* start *

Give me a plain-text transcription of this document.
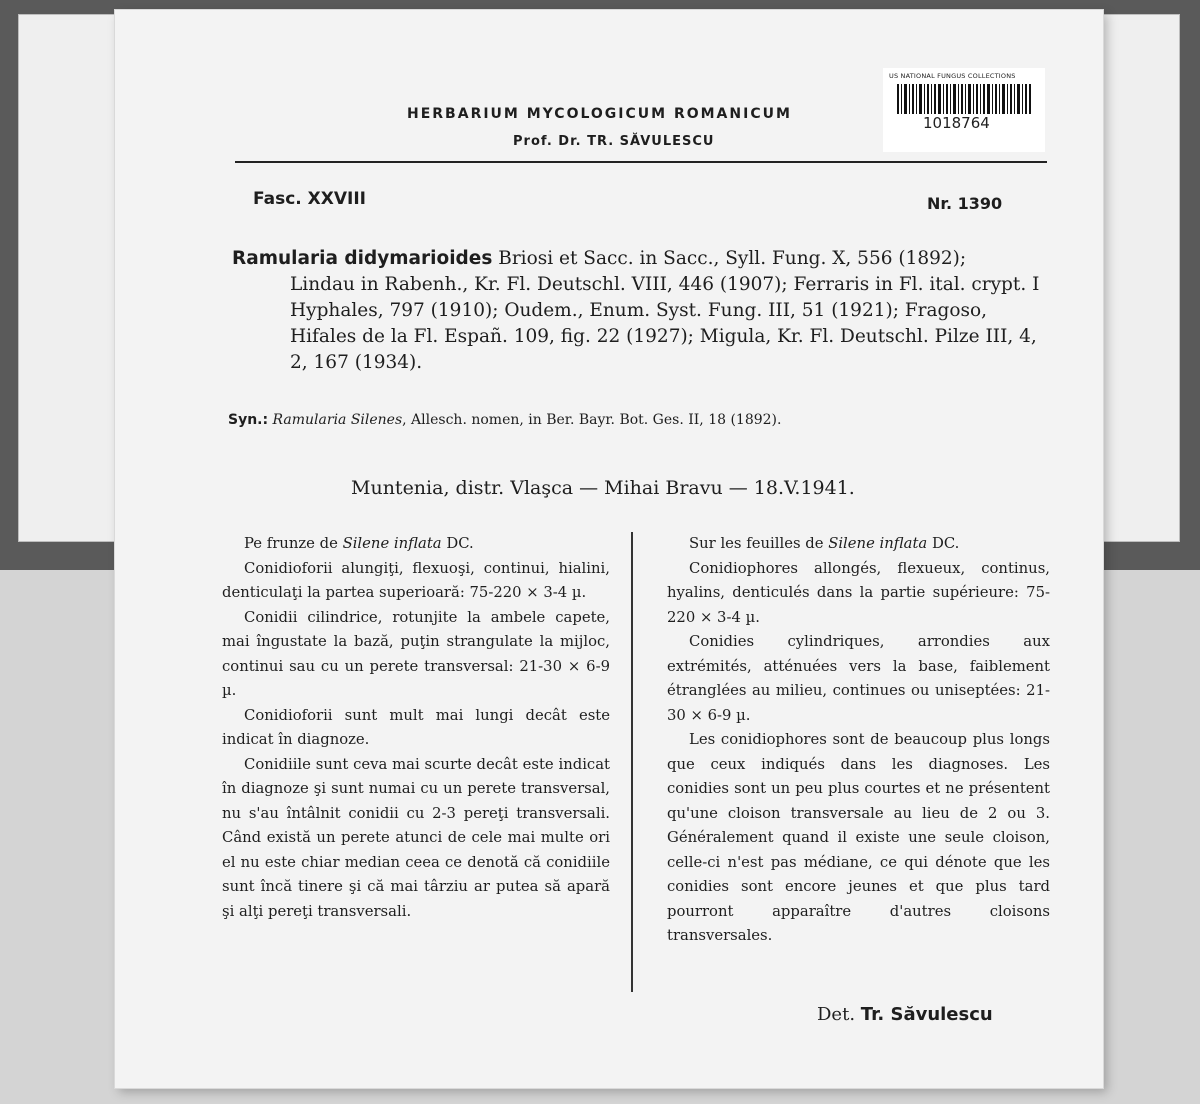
US NATIONAL FUNGUS COLLECTIONS
1018764
HERBARIUM MYCOLOGICUM ROMANICUM
Prof. Dr. TR. SĂVULESCU
Fasc. XXVIII	Nr. 1390
Ramularia didymarioides Briosi et Sacc. in Sacc., Syll. Fung. X, 556 (1892);
Lindau in Rabenh., Kr. Fl. Deutschl. VIII, 446 (1907); Ferraris in Fl. ital. crypt. I Hyphales, 797 (1910); Oudem., Enum. Syst. Fung. III, 51 (1921); Fragoso, Hifales de la Fl. Españ. 109, fig. 22 (1927); Migula, Kr. Fl. Deutschl. Pilze III, 4, 2, 167 (1934).
Syn.: Ramularia Silenes, Allesch. nomen, in Ber. Bayr. Bot. Ges. II, 18 (1892).
Muntenia, distr. Vlaşca — Mihai Bravu — 18.V.1941.

Pe frunze de Silene inflata DC.

Conidioforii alungiţi, flexuoşi, continui, hialini, denticulaţi la partea superioară: 75-220 × 3-4 µ.

Conidii cilindrice, rotunjite la ambele capete, mai îngustate la bază, puţin strangulate la mijloc, continui sau cu un perete transversal: 21-30 × 6-9 µ.

Conidioforii sunt mult mai lungi decât este indicat în diagnoze.

Conidiile sunt ceva mai scurte decât este indicat în diagnoze şi sunt numai cu un perete transversal, nu s'au întâlnit conidii cu 2-3 pereţi transversali. Când există un perete atunci de cele mai multe ori el nu este chiar median ceea ce denotă că conidiile sunt încă tinere şi că mai târziu ar putea să apară şi alţi pereţi transversali.

Sur les feuilles de Silene inflata DC.

Conidiophores allongés, flexueux, continus, hyalins, denticulés dans la partie supérieure: 75-220 × 3-4 µ.

Conidies cylindriques, arrondies aux extrémités, atténuées vers la base, faiblement étranglées au milieu, continues ou uniseptées: 21-30 × 6-9 µ.

Les conidiophores sont de beaucoup plus longs que ceux indiqués dans les diagnoses. Les conidies sont un peu plus courtes et ne présentent qu'une cloison transversale au lieu de 2 ou 3. Généralement quand il existe une seule cloison, celle-ci n'est pas médiane, ce qui dénote que les conidies sont encore jeunes et que plus tard pourront apparaître d'autres cloisons transversales.

Det. Tr. Săvulescu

* end *

» **Stated problem**: All lines above with "perete" in them should be returned.

» **The answer**:
Conidii cilindrice, rotunjite la ambele capete, mai îngustate la bază, puţin strangulate la mijloc, continui sau cu un perete transversal: 21-30 × 6-9 µ.
Conidiile sunt ceva mai scurte decât este indicat în diagnoze şi sunt numai cu un perete transversal, nu s'au întâlnit conidii cu 2-3 pereţi transversali. Când există un perete atunci de cele mai multe ori el nu este chiar median ceea ce denotă că conidiile sunt încă tinere şi că mai târziu ar putea să apară şi alţi pereţi transversali.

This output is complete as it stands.